Required work: Copy out each line of the material below that holds the string "Chinese".

Exercise data:
——

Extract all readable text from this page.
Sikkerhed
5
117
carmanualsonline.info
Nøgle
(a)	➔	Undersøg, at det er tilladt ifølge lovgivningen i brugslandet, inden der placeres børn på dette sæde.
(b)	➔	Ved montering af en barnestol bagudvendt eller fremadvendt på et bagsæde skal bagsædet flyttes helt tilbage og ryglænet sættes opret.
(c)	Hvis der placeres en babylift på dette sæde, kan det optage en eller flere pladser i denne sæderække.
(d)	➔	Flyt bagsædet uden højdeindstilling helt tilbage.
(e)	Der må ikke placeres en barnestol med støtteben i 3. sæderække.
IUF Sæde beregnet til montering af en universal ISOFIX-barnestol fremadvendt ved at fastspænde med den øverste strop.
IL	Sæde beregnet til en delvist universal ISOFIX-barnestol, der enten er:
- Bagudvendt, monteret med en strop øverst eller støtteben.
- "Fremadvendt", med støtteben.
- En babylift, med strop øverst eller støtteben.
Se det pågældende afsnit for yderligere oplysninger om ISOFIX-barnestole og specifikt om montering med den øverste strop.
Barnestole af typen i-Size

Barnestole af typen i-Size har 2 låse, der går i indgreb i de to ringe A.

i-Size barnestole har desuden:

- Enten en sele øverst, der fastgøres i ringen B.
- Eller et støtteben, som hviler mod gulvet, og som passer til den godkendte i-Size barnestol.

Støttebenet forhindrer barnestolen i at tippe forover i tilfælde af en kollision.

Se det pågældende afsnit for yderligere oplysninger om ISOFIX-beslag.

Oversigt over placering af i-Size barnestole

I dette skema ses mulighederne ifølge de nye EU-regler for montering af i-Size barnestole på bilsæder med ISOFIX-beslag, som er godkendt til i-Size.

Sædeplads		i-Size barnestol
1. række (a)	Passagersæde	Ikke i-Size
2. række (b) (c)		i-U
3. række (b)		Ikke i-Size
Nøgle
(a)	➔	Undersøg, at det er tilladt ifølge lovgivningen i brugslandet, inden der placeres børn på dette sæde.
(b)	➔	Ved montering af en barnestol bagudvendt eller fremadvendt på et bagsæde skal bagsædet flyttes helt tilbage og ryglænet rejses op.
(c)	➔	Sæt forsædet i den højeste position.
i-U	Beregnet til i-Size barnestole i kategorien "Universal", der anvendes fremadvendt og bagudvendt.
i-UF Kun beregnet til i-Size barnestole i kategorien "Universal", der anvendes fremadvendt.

——

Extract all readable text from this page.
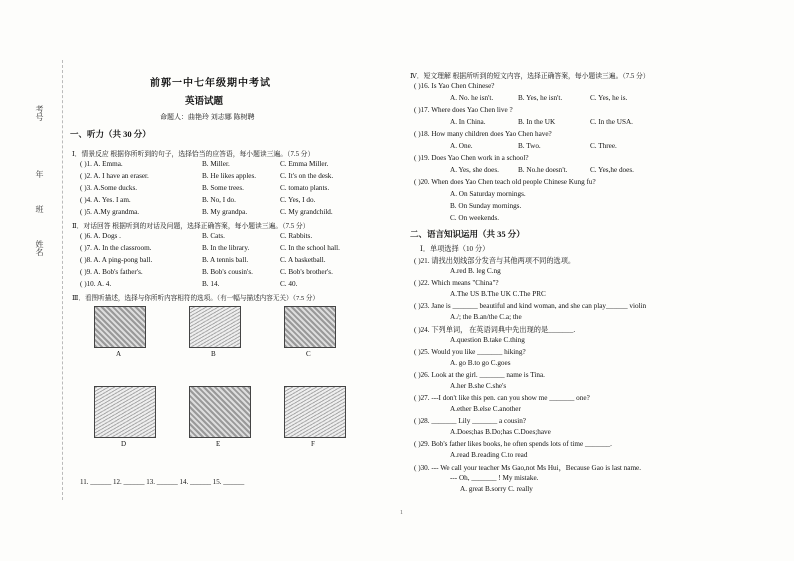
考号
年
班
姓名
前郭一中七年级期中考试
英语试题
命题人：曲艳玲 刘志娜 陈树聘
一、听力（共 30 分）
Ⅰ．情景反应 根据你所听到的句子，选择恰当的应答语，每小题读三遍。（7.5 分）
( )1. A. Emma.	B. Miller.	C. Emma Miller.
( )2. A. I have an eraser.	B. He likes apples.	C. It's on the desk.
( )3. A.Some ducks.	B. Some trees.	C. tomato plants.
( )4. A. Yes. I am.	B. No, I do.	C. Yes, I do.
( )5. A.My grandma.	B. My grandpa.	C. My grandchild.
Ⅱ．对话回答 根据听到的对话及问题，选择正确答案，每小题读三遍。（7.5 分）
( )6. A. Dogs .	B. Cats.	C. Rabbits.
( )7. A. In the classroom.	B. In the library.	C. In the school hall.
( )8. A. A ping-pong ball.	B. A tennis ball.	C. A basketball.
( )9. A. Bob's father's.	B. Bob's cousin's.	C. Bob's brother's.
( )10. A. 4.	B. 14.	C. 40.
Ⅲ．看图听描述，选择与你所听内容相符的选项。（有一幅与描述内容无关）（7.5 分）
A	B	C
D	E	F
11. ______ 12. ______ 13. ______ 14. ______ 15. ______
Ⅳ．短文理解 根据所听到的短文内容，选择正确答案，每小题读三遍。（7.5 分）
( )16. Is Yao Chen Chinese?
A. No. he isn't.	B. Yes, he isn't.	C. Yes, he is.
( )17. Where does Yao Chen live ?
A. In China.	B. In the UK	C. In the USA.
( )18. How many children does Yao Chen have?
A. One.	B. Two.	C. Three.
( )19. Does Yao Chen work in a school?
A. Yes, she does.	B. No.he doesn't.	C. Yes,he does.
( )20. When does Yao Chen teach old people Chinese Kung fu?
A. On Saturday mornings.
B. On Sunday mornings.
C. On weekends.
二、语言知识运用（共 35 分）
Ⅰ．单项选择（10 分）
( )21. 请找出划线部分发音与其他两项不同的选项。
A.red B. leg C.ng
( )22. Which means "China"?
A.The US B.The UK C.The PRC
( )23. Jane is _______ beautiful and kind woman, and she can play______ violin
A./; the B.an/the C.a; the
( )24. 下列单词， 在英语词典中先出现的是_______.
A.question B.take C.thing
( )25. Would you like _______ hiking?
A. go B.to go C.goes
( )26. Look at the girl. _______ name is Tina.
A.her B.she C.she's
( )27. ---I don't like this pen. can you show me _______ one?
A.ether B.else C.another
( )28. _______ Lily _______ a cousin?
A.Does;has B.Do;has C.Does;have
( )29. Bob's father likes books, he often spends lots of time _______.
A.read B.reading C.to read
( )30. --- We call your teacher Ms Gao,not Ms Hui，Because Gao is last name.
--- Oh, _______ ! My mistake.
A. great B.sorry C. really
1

——

Problem solution:
( )16. Is Yao Chen Chinese?
( )20. When does Yao Chen teach old people Chinese Kung fu?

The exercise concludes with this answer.